:: Your instructions ::
Rewrite the lines below as a numbered list, skipping any blank lines and omitting the pictures.

:: The data ::

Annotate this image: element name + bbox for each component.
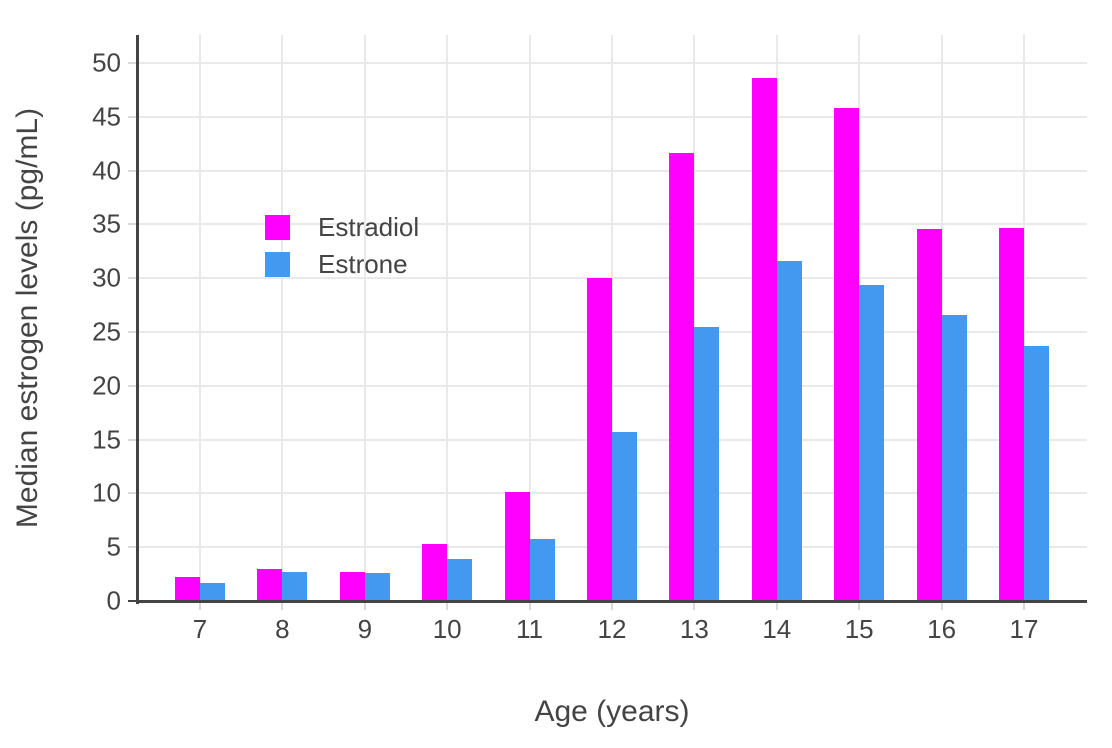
y-tick-label: 10: [92, 477, 121, 508]
y-tick: [128, 115, 137, 118]
v-gridline: [693, 35, 696, 601]
bar-estradiol-age-10[interactable]: [422, 543, 448, 601]
y-axis-title: Median estrogen levels (pg/mL): [11, 107, 44, 529]
y-tick: [128, 492, 137, 495]
v-gridline: [363, 35, 366, 601]
y-tick: [128, 384, 137, 387]
x-tick: [528, 603, 531, 610]
y-tick: [128, 277, 137, 280]
x-tick: [775, 603, 778, 610]
legend-swatch-estradiol: [265, 214, 290, 240]
bar-estradiol-age-11[interactable]: [504, 492, 530, 601]
bar-estrone-age-8[interactable]: [282, 571, 308, 601]
v-gridline: [446, 35, 449, 601]
plot-area: [138, 35, 1087, 601]
y-tick: [128, 61, 137, 64]
y-tick: [128, 546, 137, 549]
v-gridline: [528, 35, 531, 601]
x-tick: [940, 603, 943, 610]
legend-label: Estrone: [318, 249, 408, 279]
bar-estrone-age-17[interactable]: [1024, 345, 1049, 601]
bar-estrone-age-13[interactable]: [694, 326, 720, 601]
bar-estrone-age-11[interactable]: [529, 538, 555, 601]
bar-estradiol-age-13[interactable]: [669, 153, 695, 601]
x-tick-label: 12: [597, 614, 627, 644]
bar-estradiol-age-14[interactable]: [751, 78, 777, 601]
y-tick: [128, 438, 137, 441]
v-gridline: [281, 35, 284, 601]
bar-estrone-age-10[interactable]: [447, 559, 473, 601]
x-tick-label: 13: [679, 614, 709, 644]
x-tick-label: 15: [844, 614, 874, 644]
y-tick: [128, 600, 137, 602]
legend-swatch-estrone: [265, 251, 290, 277]
x-tick: [858, 603, 861, 610]
y-tick-label: 45: [92, 101, 121, 132]
legend: Estradiol Estrone: [265, 214, 419, 277]
x-tick: [611, 603, 613, 610]
legend-item-estrone[interactable]: Estrone: [265, 251, 419, 277]
x-tick: [281, 603, 284, 610]
y-tick-label: 0: [106, 585, 121, 616]
bar-estradiol-age-8[interactable]: [257, 568, 283, 601]
x-tick: [1023, 603, 1025, 610]
y-tick-label: 35: [92, 208, 121, 239]
x-tick-label: 11: [516, 614, 544, 644]
v-gridline: [611, 35, 613, 601]
bar-estrone-age-9[interactable]: [364, 573, 390, 601]
bar-estradiol-age-16[interactable]: [916, 228, 942, 601]
y-axis-line: [136, 35, 139, 604]
y-tick-label: 40: [92, 155, 121, 186]
bar-estradiol-age-17[interactable]: [999, 227, 1024, 601]
x-axis-title: Age (years): [534, 695, 690, 728]
x-tick: [693, 603, 696, 610]
y-tick-label: 5: [106, 531, 121, 562]
legend-label: Estradiol: [318, 212, 420, 242]
y-tick-label: 25: [92, 316, 121, 347]
y-tick-label: 20: [92, 370, 121, 401]
x-tick: [446, 603, 449, 610]
bar-estradiol-age-7[interactable]: [175, 577, 200, 601]
y-tick: [128, 223, 137, 226]
bar-estrone-age-14[interactable]: [776, 260, 802, 601]
x-axis-line: [136, 600, 1087, 603]
x-tick-label: 7: [192, 614, 208, 644]
bar-estradiol-age-9[interactable]: [339, 571, 365, 601]
x-tick-label: 8: [275, 614, 290, 644]
y-tick: [128, 330, 137, 333]
x-tick-label: 14: [762, 614, 792, 644]
bar-estradiol-age-12[interactable]: [587, 278, 612, 601]
x-tick-label: 9: [357, 614, 373, 644]
bar-estrone-age-15[interactable]: [859, 284, 885, 601]
y-tick-label: 30: [92, 262, 121, 293]
bar-estradiol-age-15[interactable]: [834, 108, 860, 601]
v-gridline: [199, 35, 201, 601]
x-tick-label: 17: [1009, 614, 1039, 644]
y-tick: [128, 169, 137, 172]
y-tick-label: 15: [92, 424, 121, 455]
x-tick-label: 16: [927, 614, 957, 644]
v-gridline: [1023, 35, 1025, 601]
bar-estrone-age-12[interactable]: [612, 432, 637, 601]
x-tick: [199, 603, 201, 610]
x-tick-label: 10: [432, 614, 462, 644]
bar-estrone-age-16[interactable]: [941, 314, 967, 601]
bar-estrone-age-7[interactable]: [200, 582, 225, 601]
legend-item-estradiol[interactable]: Estradiol: [265, 214, 419, 240]
y-tick-label: 50: [92, 47, 121, 78]
x-tick: [363, 603, 366, 610]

:: Result for this task ::
1. Annotate this image: element name + bbox for each component.
2. y-tick-label: 10: [92, 477, 121, 508]
3. y-tick: [128, 115, 137, 118]
4. v-gridline: [693, 35, 696, 601]
5. bar-estradiol-age-10[interactable]: [422, 543, 448, 601]
6. y-axis-title: Median estrogen levels (pg/mL): [11, 107, 44, 529]
7. y-tick: [128, 492, 137, 495]
8. v-gridline: [363, 35, 366, 601]
9. y-tick: [128, 384, 137, 387]
10. x-tick: [528, 603, 531, 610]
11. y-tick: [128, 277, 137, 280]
12. x-tick: [775, 603, 778, 610]
13. legend-swatch-estradiol: [265, 214, 290, 240]
14. bar-estradiol-age-11[interactable]: [504, 492, 530, 601]
15. bar-estrone-age-8[interactable]: [282, 571, 308, 601]
16. v-gridline: [446, 35, 449, 601]
17. plot-area: [138, 35, 1087, 601]
18. y-tick: [128, 61, 137, 64]
19. y-tick: [128, 546, 137, 549]
20. v-gridline: [528, 35, 531, 601]
21. x-tick: [940, 603, 943, 610]
22. legend-label: Estrone: [318, 249, 408, 279]
23. bar-estrone-age-17[interactable]: [1024, 345, 1049, 601]
24. bar-estrone-age-13[interactable]: [694, 326, 720, 601]
25. bar-estrone-age-11[interactable]: [529, 538, 555, 601]
26. bar-estradiol-age-13[interactable]: [669, 153, 695, 601]
27. x-tick-label: 12: [597, 614, 627, 644]
28. bar-estradiol-age-14[interactable]: [751, 78, 777, 601]
29. y-tick: [128, 438, 137, 441]
30. v-gridline: [281, 35, 284, 601]
31. bar-estrone-age-10[interactable]: [447, 559, 473, 601]
32. x-tick-label: 13: [679, 614, 709, 644]
33. x-tick-label: 15: [844, 614, 874, 644]
34. y-tick: [128, 600, 137, 602]
35. legend-swatch-estrone: [265, 251, 290, 277]
36. x-tick: [858, 603, 861, 610]
37. y-tick-label: 45: [92, 101, 121, 132]
38. legend: Estradiol Estrone: [265, 214, 419, 277]
39. x-tick: [611, 603, 613, 610]
40. legend-item-estrone[interactable]: Estrone: [265, 251, 419, 277]
41. x-tick: [281, 603, 284, 610]
42. y-tick-label: 0: [106, 585, 121, 616]
43. bar-estradiol-age-8[interactable]: [257, 568, 283, 601]
44. x-tick: [1023, 603, 1025, 610]
45. y-tick-label: 35: [92, 208, 121, 239]
46. x-tick-label: 11: [516, 614, 544, 644]
47. v-gridline: [611, 35, 613, 601]
48. bar-estrone-age-9[interactable]: [364, 573, 390, 601]
49. bar-estradiol-age-16[interactable]: [916, 228, 942, 601]
50. y-axis-line: [136, 35, 139, 604]
51. y-tick-label: 40: [92, 155, 121, 186]
52. bar-estradiol-age-17[interactable]: [999, 227, 1024, 601]
53. x-axis-title: Age (years): [534, 695, 690, 728]
54. x-tick: [693, 603, 696, 610]
55. y-tick-label: 5: [106, 531, 121, 562]
56. legend-label: Estradiol: [318, 212, 420, 242]
57. y-tick-label: 25: [92, 316, 121, 347]
58. y-tick-label: 20: [92, 370, 121, 401]
59. x-tick: [446, 603, 449, 610]
60. bar-estradiol-age-7[interactable]: [175, 577, 200, 601]
61. y-tick: [128, 223, 137, 226]
62. bar-estrone-age-14[interactable]: [776, 260, 802, 601]
63. x-axis-line: [136, 600, 1087, 603]
64. x-tick-label: 7: [192, 614, 208, 644]
65. bar-estradiol-age-9[interactable]: [339, 571, 365, 601]
66. x-tick-label: 8: [275, 614, 290, 644]
67. y-tick: [128, 330, 137, 333]
68. x-tick-label: 14: [762, 614, 792, 644]
69. bar-estradiol-age-12[interactable]: [587, 278, 612, 601]
70. x-tick-label: 9: [357, 614, 373, 644]
71. bar-estrone-age-15[interactable]: [859, 284, 885, 601]
72. y-tick-label: 30: [92, 262, 121, 293]
73. bar-estradiol-age-15[interactable]: [834, 108, 860, 601]
74. v-gridline: [199, 35, 201, 601]
75. x-tick-label: 17: [1009, 614, 1039, 644]
76. y-tick: [128, 169, 137, 172]
77. y-tick-label: 15: [92, 424, 121, 455]
78. x-tick-label: 16: [927, 614, 957, 644]
79. v-gridline: [1023, 35, 1025, 601]
80. bar-estrone-age-12[interactable]: [612, 432, 637, 601]
81. x-tick: [199, 603, 201, 610]
82. x-tick-label: 10: [432, 614, 462, 644]
83. bar-estrone-age-16[interactable]: [941, 314, 967, 601]
84. bar-estrone-age-7[interactable]: [200, 582, 225, 601]
85. legend-item-estradiol[interactable]: Estradiol: [265, 214, 419, 240]
86. y-tick-label: 50: [92, 47, 121, 78]
87. x-tick: [363, 603, 366, 610]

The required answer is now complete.